■ **Data**
BEGIN

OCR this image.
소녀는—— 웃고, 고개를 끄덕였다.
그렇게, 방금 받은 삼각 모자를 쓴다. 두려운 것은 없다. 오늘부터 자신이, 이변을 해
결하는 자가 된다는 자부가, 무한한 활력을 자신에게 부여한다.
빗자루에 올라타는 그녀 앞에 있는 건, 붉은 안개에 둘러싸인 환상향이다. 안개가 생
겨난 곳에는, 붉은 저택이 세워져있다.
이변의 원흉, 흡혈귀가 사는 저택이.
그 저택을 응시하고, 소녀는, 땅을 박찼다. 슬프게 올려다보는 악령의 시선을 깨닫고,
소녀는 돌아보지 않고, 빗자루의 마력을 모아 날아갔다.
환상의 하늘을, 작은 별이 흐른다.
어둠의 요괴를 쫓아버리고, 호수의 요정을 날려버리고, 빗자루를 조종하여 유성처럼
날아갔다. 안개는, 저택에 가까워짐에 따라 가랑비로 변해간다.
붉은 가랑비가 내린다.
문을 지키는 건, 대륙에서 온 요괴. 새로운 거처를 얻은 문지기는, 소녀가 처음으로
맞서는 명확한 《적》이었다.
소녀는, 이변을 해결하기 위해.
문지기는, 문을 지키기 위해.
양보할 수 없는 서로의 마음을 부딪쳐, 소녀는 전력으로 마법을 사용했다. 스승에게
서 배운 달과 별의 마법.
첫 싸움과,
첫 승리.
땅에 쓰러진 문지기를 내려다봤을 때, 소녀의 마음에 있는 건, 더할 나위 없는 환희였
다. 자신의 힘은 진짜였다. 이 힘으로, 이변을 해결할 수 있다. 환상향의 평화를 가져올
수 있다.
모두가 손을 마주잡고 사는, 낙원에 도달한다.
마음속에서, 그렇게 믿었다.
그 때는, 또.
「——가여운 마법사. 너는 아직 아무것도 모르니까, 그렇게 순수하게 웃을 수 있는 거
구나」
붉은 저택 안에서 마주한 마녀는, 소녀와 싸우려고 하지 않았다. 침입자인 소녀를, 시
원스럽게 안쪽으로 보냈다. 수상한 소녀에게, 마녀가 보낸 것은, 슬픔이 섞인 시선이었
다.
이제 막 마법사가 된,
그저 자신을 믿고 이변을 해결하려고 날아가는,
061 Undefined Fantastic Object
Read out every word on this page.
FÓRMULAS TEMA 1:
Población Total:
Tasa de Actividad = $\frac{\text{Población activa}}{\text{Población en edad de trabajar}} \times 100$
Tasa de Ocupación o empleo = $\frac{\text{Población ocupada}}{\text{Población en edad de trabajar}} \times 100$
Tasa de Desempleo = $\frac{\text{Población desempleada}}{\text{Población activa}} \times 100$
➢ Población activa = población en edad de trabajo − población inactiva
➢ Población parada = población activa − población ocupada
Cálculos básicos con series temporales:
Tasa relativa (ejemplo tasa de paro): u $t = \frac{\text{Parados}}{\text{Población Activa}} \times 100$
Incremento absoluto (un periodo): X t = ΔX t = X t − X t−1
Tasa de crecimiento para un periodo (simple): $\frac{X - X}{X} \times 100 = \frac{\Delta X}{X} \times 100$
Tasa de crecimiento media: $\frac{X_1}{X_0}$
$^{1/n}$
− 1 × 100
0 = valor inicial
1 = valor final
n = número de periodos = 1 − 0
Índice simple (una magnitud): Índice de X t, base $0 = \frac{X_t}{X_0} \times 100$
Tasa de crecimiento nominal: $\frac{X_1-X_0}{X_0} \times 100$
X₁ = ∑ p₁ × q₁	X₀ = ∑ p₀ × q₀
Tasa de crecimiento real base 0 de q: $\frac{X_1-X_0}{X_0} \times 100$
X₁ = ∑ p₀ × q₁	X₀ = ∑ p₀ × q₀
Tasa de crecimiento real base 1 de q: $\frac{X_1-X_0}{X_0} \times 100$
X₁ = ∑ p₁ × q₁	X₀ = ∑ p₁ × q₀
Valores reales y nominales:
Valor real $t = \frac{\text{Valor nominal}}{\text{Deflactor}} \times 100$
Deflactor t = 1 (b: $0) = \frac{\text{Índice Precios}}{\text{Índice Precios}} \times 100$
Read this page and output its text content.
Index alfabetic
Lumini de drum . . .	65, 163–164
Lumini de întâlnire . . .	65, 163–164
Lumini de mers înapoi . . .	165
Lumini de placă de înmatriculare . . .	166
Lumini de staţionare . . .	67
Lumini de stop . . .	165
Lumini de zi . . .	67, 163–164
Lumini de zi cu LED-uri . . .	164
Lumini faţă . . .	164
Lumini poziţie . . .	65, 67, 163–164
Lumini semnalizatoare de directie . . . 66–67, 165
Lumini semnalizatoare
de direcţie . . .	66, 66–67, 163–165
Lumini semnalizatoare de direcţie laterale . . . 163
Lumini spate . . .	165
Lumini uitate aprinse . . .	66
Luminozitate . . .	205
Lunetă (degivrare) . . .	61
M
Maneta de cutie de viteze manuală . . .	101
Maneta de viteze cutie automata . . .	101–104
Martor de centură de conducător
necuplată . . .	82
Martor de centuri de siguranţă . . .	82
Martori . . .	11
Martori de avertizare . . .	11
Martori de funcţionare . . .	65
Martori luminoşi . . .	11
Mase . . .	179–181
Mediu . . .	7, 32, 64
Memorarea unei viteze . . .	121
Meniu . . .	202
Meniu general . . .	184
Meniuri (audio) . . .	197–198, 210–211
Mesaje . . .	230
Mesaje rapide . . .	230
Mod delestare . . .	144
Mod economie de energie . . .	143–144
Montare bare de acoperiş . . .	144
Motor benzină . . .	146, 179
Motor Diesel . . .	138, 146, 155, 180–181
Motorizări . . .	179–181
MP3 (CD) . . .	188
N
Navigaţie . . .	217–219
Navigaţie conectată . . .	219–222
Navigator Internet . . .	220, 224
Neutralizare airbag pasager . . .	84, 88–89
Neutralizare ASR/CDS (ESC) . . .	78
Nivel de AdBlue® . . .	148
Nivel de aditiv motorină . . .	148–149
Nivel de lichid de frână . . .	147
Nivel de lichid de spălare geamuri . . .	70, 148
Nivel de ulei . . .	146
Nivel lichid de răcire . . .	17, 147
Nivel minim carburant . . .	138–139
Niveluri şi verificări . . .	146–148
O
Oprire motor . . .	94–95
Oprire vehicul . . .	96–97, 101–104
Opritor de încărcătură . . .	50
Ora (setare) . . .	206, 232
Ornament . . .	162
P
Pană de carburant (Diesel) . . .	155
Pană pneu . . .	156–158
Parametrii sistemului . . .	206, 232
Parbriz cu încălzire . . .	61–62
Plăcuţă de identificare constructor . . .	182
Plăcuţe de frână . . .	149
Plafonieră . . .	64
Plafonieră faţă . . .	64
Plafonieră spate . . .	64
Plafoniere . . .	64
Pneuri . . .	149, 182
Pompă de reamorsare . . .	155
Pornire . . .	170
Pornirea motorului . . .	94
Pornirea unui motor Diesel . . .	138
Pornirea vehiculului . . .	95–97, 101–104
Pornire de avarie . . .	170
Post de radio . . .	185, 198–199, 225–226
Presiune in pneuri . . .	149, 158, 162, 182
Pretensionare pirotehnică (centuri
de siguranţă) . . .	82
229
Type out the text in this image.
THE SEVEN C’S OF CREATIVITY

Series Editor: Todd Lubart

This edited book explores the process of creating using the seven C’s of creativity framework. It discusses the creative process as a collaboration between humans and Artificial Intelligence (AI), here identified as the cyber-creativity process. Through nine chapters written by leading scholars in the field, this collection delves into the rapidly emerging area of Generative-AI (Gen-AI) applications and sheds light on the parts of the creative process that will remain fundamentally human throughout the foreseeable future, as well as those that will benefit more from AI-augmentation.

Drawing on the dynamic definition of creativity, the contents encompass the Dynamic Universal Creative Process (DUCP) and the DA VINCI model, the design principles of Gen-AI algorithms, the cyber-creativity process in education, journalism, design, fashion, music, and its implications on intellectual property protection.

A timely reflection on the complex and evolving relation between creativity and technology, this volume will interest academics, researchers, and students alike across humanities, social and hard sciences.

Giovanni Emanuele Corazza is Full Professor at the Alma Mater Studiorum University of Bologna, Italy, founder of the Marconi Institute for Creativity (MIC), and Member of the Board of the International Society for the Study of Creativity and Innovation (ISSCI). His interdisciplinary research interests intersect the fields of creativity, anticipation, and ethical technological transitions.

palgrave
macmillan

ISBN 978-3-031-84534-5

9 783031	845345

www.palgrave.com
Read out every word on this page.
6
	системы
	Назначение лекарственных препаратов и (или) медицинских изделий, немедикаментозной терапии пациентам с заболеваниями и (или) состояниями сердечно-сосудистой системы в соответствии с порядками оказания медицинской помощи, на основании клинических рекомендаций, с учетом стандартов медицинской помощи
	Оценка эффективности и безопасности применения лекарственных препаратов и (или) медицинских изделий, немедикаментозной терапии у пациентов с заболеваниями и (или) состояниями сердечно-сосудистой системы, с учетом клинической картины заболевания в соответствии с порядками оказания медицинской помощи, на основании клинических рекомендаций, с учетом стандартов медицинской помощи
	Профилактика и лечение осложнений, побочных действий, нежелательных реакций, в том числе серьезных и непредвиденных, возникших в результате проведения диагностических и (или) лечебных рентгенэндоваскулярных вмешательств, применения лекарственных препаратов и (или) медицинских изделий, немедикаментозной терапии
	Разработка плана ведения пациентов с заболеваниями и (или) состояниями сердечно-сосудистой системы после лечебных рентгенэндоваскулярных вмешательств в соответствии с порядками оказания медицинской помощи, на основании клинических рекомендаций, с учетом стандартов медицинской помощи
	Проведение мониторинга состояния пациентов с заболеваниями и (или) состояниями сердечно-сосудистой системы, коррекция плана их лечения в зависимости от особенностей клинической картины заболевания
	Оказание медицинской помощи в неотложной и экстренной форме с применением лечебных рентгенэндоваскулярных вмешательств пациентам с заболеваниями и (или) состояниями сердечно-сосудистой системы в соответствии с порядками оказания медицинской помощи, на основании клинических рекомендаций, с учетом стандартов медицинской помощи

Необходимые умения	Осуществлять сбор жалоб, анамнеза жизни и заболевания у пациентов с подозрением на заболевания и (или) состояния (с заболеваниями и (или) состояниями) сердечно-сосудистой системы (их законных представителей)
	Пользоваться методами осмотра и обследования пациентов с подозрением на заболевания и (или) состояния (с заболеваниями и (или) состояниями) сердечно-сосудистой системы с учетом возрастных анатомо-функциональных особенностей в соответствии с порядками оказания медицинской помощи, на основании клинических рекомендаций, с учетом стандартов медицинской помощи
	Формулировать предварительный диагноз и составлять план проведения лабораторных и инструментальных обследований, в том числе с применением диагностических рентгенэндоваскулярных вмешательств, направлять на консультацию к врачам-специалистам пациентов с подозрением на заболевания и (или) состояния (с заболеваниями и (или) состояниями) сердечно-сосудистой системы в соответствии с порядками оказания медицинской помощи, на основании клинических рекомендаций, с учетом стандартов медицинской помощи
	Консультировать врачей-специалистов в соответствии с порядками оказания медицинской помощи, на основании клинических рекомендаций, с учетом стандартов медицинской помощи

END

■ **Exercise prompt**
Make a list of all lines in the data that contain "spate".

■ **Result for this task**
Lumini spate . . .	165
Plafonieră spate . . .	64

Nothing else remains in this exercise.